- TÂCHE À RÉALISER: Reprends toutes les lignes ci-dessous sous forme de liste numérotée, en sautant les lignes vides. Laisse les images de côté dans ta réponse.

- Annotations de boîtes englobantes:
+--

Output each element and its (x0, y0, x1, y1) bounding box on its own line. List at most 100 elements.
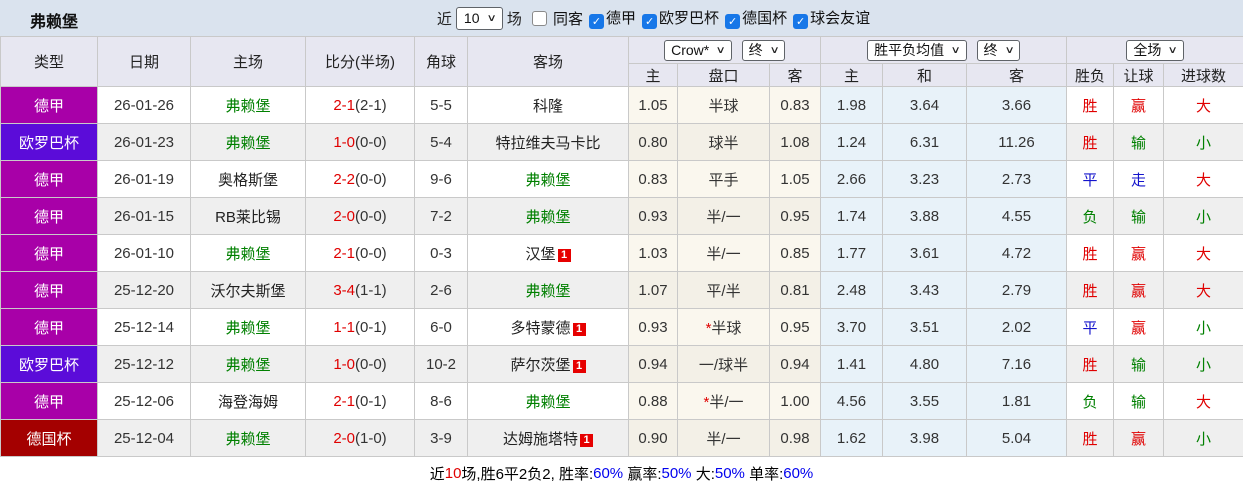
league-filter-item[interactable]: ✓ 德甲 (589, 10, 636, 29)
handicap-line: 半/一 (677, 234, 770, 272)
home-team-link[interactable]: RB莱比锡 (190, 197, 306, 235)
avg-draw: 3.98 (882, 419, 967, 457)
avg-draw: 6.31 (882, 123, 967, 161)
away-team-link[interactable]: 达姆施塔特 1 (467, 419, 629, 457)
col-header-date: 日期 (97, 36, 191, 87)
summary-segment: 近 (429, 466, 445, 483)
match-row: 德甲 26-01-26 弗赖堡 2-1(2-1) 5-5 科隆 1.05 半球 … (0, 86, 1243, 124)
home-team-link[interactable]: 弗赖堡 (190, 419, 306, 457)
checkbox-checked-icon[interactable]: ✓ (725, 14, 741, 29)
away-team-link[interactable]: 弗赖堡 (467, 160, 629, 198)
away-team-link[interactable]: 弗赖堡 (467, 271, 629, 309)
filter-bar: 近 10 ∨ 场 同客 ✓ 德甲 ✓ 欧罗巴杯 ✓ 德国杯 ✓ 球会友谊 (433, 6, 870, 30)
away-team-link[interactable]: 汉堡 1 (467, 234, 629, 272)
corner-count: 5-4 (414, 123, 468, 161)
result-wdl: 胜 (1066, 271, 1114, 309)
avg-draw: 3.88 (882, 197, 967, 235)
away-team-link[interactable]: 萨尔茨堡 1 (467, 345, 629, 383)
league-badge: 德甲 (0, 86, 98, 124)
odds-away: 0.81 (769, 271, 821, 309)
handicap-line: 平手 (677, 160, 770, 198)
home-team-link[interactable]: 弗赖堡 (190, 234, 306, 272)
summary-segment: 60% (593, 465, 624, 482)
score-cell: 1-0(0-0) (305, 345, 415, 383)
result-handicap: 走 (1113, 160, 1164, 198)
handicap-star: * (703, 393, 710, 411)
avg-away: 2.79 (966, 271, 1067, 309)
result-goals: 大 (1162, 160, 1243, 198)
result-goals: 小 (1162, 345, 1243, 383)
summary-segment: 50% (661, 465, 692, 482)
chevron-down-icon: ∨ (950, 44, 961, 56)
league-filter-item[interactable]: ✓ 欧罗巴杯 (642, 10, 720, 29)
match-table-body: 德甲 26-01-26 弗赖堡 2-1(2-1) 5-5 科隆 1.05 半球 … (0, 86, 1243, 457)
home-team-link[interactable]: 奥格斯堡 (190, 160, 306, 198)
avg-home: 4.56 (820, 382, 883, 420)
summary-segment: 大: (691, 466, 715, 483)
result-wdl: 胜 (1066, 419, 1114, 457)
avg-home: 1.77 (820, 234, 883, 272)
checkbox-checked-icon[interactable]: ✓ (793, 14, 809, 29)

+--

- RÉSULTAT OBTENU:
1. Output each element and its (x0, y0, x1, y1) bounding box on its own line. List at most 100 elements.
2. league-filter-item[interactable]: ✓ 德甲 (589, 10, 636, 29)
3. handicap-line: 半/一 (677, 234, 770, 272)
4. home-team-link[interactable]: RB莱比锡 (190, 197, 306, 235)
5. avg-draw: 3.98 (882, 419, 967, 457)
6. avg-draw: 6.31 (882, 123, 967, 161)
7. away-team-link[interactable]: 达姆施塔特 1 (467, 419, 629, 457)
8. col-header-date: 日期 (97, 36, 191, 87)
9. summary-segment: 近 (429, 466, 445, 483)
10. match-row: 德甲 26-01-26 弗赖堡 2-1(2-1) 5-5 科隆 1.05 半球 … (0, 86, 1243, 124)
11. home-team-link[interactable]: 弗赖堡 (190, 419, 306, 457)
12. checkbox-checked-icon[interactable]: ✓ (725, 14, 741, 29)
13. away-team-link[interactable]: 弗赖堡 (467, 160, 629, 198)
14. away-team-link[interactable]: 弗赖堡 (467, 271, 629, 309)
15. filter-bar: 近 10 ∨ 场 同客 ✓ 德甲 ✓ 欧罗巴杯 ✓ 德国杯 ✓ 球会友谊 (433, 6, 870, 30)
16. away-team-link[interactable]: 汉堡 1 (467, 234, 629, 272)
17. corner-count: 5-4 (414, 123, 468, 161)
18. result-wdl: 胜 (1066, 271, 1114, 309)
19. avg-draw: 3.88 (882, 197, 967, 235)
20. away-team-link[interactable]: 萨尔茨堡 1 (467, 345, 629, 383)
21. league-badge: 德甲 (0, 86, 98, 124)
22. odds-away: 0.81 (769, 271, 821, 309)
23. handicap-line: 平手 (677, 160, 770, 198)
24. home-team-link[interactable]: 弗赖堡 (190, 234, 306, 272)
25. summary-segment: 60% (593, 465, 624, 482)
26. score-cell: 1-0(0-0) (305, 345, 415, 383)
27. result-handicap: 走 (1113, 160, 1164, 198)
28. handicap-star: * (703, 393, 710, 411)
29. avg-away: 2.79 (966, 271, 1067, 309)
30. result-goals: 大 (1162, 160, 1243, 198)
31. result-goals: 小 (1162, 345, 1243, 383)
32. summary-segment: 50% (661, 465, 692, 482)
33. chevron-down-icon: ∨ (950, 44, 961, 56)
34. league-filter-item[interactable]: ✓ 欧罗巴杯 (642, 10, 720, 29)
35. match-table-body: 德甲 26-01-26 弗赖堡 2-1(2-1) 5-5 科隆 1.05 半球 … (0, 86, 1243, 457)
36. home-team-link[interactable]: 奥格斯堡 (190, 160, 306, 198)
37. avg-home: 4.56 (820, 382, 883, 420)
38. summary-segment: 大: (691, 466, 715, 483)
39. result-wdl: 胜 (1066, 419, 1114, 457)
40. avg-home: 1.77 (820, 234, 883, 272)
41. checkbox-checked-icon[interactable]: ✓ (793, 14, 809, 29)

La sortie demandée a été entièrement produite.